* _WHAT THE TASK REQUIRES_
Reproduce each of the entries below word for word, omitting any pictures.
[Start RECORDS SUPPLIED]
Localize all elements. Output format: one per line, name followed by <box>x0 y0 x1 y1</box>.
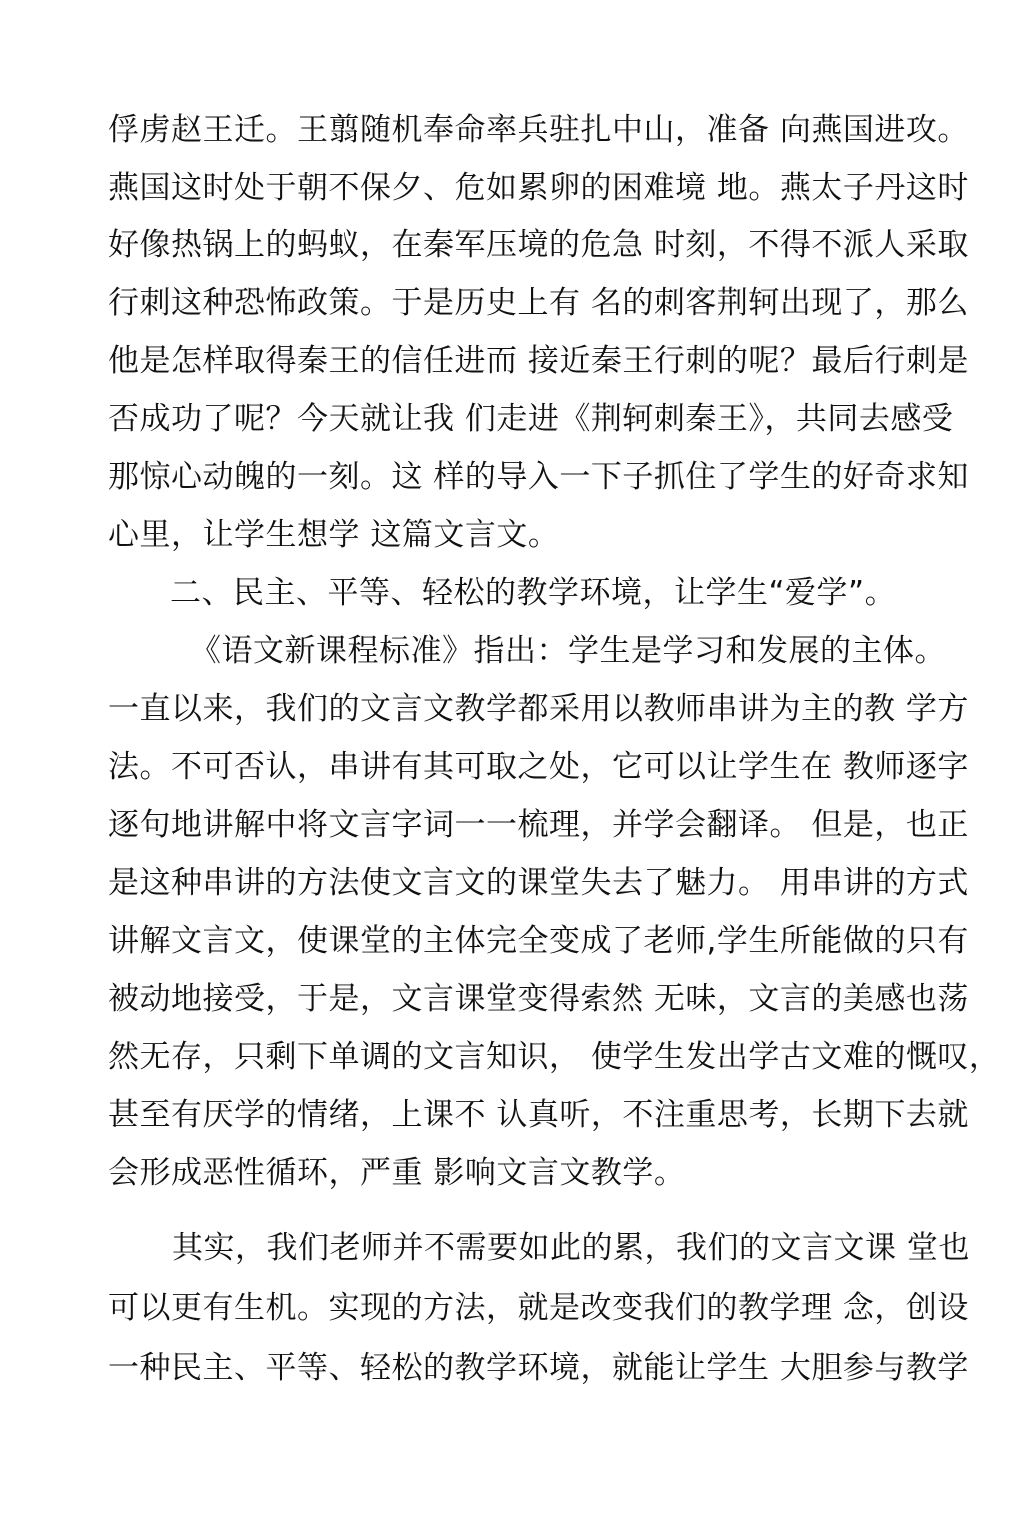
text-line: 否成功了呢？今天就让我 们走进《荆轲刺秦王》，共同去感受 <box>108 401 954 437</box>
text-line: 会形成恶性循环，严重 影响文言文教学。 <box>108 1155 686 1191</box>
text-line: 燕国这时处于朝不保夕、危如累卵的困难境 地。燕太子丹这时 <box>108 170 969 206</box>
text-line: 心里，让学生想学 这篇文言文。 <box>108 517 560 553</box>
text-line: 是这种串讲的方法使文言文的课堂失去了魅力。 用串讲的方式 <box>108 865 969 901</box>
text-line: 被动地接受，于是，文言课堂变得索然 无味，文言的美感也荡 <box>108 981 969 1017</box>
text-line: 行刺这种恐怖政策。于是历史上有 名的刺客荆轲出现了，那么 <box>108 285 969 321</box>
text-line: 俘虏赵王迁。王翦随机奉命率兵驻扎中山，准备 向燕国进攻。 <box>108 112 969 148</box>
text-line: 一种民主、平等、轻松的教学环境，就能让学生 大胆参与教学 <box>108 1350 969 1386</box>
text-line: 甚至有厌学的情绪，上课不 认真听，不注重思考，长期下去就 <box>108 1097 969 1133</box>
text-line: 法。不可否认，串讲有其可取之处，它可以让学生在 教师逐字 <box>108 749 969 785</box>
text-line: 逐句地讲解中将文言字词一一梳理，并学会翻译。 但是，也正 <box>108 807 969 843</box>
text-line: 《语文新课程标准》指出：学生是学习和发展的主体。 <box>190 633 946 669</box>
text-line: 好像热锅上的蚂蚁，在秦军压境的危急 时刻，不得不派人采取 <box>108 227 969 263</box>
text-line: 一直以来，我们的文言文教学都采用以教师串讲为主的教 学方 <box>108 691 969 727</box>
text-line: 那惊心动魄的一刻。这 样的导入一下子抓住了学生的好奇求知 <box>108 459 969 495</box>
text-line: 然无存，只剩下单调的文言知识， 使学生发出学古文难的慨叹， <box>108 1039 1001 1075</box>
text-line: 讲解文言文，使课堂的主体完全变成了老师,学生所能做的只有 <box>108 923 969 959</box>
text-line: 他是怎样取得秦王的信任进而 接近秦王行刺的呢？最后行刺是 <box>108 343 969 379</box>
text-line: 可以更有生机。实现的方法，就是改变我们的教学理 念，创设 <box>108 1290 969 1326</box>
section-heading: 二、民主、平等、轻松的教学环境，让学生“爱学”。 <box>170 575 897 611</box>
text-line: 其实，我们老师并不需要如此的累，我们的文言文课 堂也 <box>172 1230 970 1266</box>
[End RECORDS SUPPLIED]
* _THE RESULT_
Localize all elements. Output format: one per line, name followed by <box>x0 y0 x1 y1</box>.
text-line: 否成功了呢？今天就让我 们走进《荆轲刺秦王》，共同去感受 <box>108 401 954 437</box>
text-line: 会形成恶性循环，严重 影响文言文教学。 <box>108 1155 686 1191</box>
text-line: 燕国这时处于朝不保夕、危如累卵的困难境 地。燕太子丹这时 <box>108 170 969 206</box>
text-line: 心里，让学生想学 这篇文言文。 <box>108 517 560 553</box>
text-line: 是这种串讲的方法使文言文的课堂失去了魅力。 用串讲的方式 <box>108 865 969 901</box>
text-line: 被动地接受，于是，文言课堂变得索然 无味，文言的美感也荡 <box>108 981 969 1017</box>
text-line: 行刺这种恐怖政策。于是历史上有 名的刺客荆轲出现了，那么 <box>108 285 969 321</box>
text-line: 俘虏赵王迁。王翦随机奉命率兵驻扎中山，准备 向燕国进攻。 <box>108 112 969 148</box>
text-line: 一种民主、平等、轻松的教学环境，就能让学生 大胆参与教学 <box>108 1350 969 1386</box>
text-line: 甚至有厌学的情绪，上课不 认真听，不注重思考，长期下去就 <box>108 1097 969 1133</box>
text-line: 法。不可否认，串讲有其可取之处，它可以让学生在 教师逐字 <box>108 749 969 785</box>
text-line: 逐句地讲解中将文言字词一一梳理，并学会翻译。 但是，也正 <box>108 807 969 843</box>
text-line: 《语文新课程标准》指出：学生是学习和发展的主体。 <box>190 633 946 669</box>
text-line: 好像热锅上的蚂蚁，在秦军压境的危急 时刻，不得不派人采取 <box>108 227 969 263</box>
text-line: 一直以来，我们的文言文教学都采用以教师串讲为主的教 学方 <box>108 691 969 727</box>
text-line: 那惊心动魄的一刻。这 样的导入一下子抓住了学生的好奇求知 <box>108 459 969 495</box>
text-line: 然无存，只剩下单调的文言知识， 使学生发出学古文难的慨叹， <box>108 1039 1001 1075</box>
text-line: 讲解文言文，使课堂的主体完全变成了老师,学生所能做的只有 <box>108 923 969 959</box>
text-line: 他是怎样取得秦王的信任进而 接近秦王行刺的呢？最后行刺是 <box>108 343 969 379</box>
text-line: 可以更有生机。实现的方法，就是改变我们的教学理 念，创设 <box>108 1290 969 1326</box>
section-heading: 二、民主、平等、轻松的教学环境，让学生“爱学”。 <box>170 575 897 611</box>
text-line: 其实，我们老师并不需要如此的累，我们的文言文课 堂也 <box>172 1230 970 1266</box>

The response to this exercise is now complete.